Item position entries
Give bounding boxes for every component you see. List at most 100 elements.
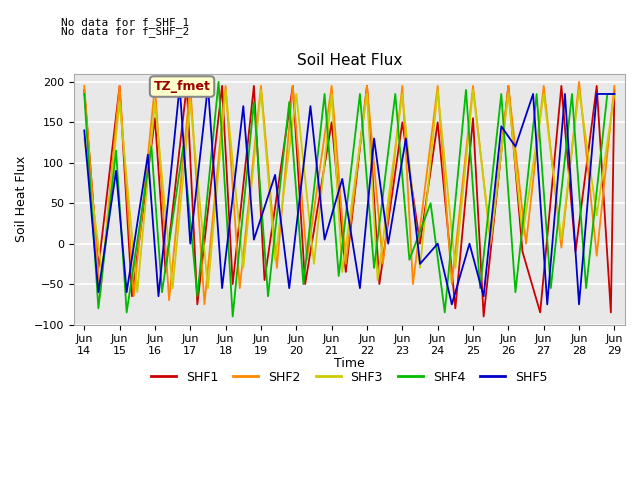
- SHF2: [540, 83, 548, 89]
- SHF4: [476, 285, 484, 291]
- SHF1: [593, 83, 600, 89]
- SHF5: [497, 123, 505, 129]
- SHF5: [511, 144, 519, 149]
- SHF4: [547, 285, 555, 291]
- SHF1: [342, 269, 349, 275]
- SHF3: [81, 135, 88, 141]
- SHF3: [363, 91, 371, 97]
- SHF1: [81, 87, 88, 93]
- SHF2: [379, 261, 387, 267]
- SHF3: [98, 269, 106, 275]
- SHF3: [374, 277, 381, 283]
- SHF1: [95, 265, 102, 271]
- SHF1: [250, 83, 258, 89]
- X-axis label: Time: Time: [334, 357, 365, 370]
- SHF1: [229, 281, 237, 287]
- SHF1: [116, 83, 124, 89]
- SHF5: [448, 301, 456, 307]
- SHF5: [218, 285, 226, 291]
- SHF3: [487, 237, 495, 242]
- SHF5: [321, 237, 328, 242]
- SHF3: [328, 91, 335, 97]
- SHF3: [557, 237, 565, 242]
- SHF4: [81, 91, 88, 97]
- Line: SHF2: SHF2: [84, 82, 614, 304]
- SHF2: [434, 83, 442, 89]
- SHF5: [561, 91, 569, 97]
- SHF4: [370, 265, 378, 271]
- SHF3: [169, 285, 177, 291]
- Line: SHF5: SHF5: [84, 86, 614, 304]
- SHF3: [204, 285, 212, 291]
- SHF2: [257, 83, 265, 89]
- SHF2: [487, 241, 495, 247]
- SHF4: [148, 144, 156, 149]
- SHF2: [448, 281, 456, 287]
- SHF4: [497, 91, 505, 97]
- SHF1: [151, 115, 159, 121]
- SHF1: [328, 120, 335, 125]
- SHF2: [273, 265, 281, 271]
- SHF5: [607, 91, 614, 97]
- Line: SHF3: SHF3: [84, 90, 614, 292]
- SHF3: [222, 87, 230, 93]
- SHF1: [128, 293, 136, 299]
- SHF3: [575, 87, 583, 93]
- SHF3: [518, 233, 526, 239]
- SHF5: [271, 172, 279, 178]
- SHF4: [335, 273, 342, 279]
- SHF1: [399, 120, 406, 125]
- SHF5: [611, 91, 618, 97]
- SHF2: [504, 83, 512, 89]
- Text: TZ_fmet: TZ_fmet: [154, 80, 211, 93]
- SHF3: [540, 91, 548, 97]
- SHF1: [363, 83, 371, 89]
- SHF3: [271, 257, 279, 263]
- SHF5: [434, 241, 442, 247]
- SHF3: [186, 99, 194, 105]
- SHF3: [416, 265, 424, 271]
- SHF4: [321, 91, 328, 97]
- SHF2: [593, 253, 600, 259]
- SHF1: [183, 83, 191, 89]
- SHF4: [250, 99, 258, 105]
- SHF3: [257, 87, 265, 93]
- SHF5: [575, 301, 583, 307]
- SHF5: [402, 135, 410, 141]
- Y-axis label: Soil Heat Flux: Soil Heat Flux: [15, 156, 28, 242]
- SHF2: [557, 245, 565, 251]
- SHF4: [406, 257, 413, 263]
- SHF4: [611, 91, 618, 97]
- SHF4: [285, 99, 293, 105]
- SHF2: [165, 298, 173, 303]
- SHF1: [504, 83, 512, 89]
- SHF5: [385, 241, 392, 247]
- SHF2: [575, 79, 583, 84]
- SHF4: [356, 91, 364, 97]
- Text: No data for f_SHF_1: No data for f_SHF_1: [61, 17, 189, 28]
- SHF5: [81, 128, 88, 133]
- SHF4: [123, 310, 131, 315]
- SHF2: [409, 281, 417, 287]
- SHF5: [466, 241, 474, 247]
- SHF3: [151, 99, 159, 105]
- SHF2: [363, 83, 371, 89]
- SHF4: [264, 293, 272, 299]
- SHF2: [399, 83, 406, 89]
- SHF5: [480, 293, 488, 299]
- SHF1: [193, 301, 201, 307]
- SHF1: [260, 277, 268, 283]
- SHF1: [536, 310, 544, 315]
- SHF1: [480, 313, 488, 319]
- SHF3: [434, 87, 442, 93]
- SHF1: [572, 249, 579, 254]
- SHF2: [116, 83, 124, 89]
- SHF3: [133, 289, 141, 295]
- SHF4: [392, 91, 399, 97]
- SHF2: [328, 83, 335, 89]
- SHF1: [434, 120, 442, 125]
- SHF1: [607, 310, 614, 315]
- SHF4: [112, 148, 120, 154]
- SHF3: [593, 213, 600, 218]
- SHF5: [186, 241, 194, 247]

◆ Exercise task:
Locate each of the lines above that contains the string "label", and copy those lines. The match is case-sensitive.

◆ Output of the task:
- X-axis label: Time: Time: [334, 357, 365, 370]
- Y-axis label: Soil Heat Flux: Soil Heat Flux: [15, 156, 28, 242]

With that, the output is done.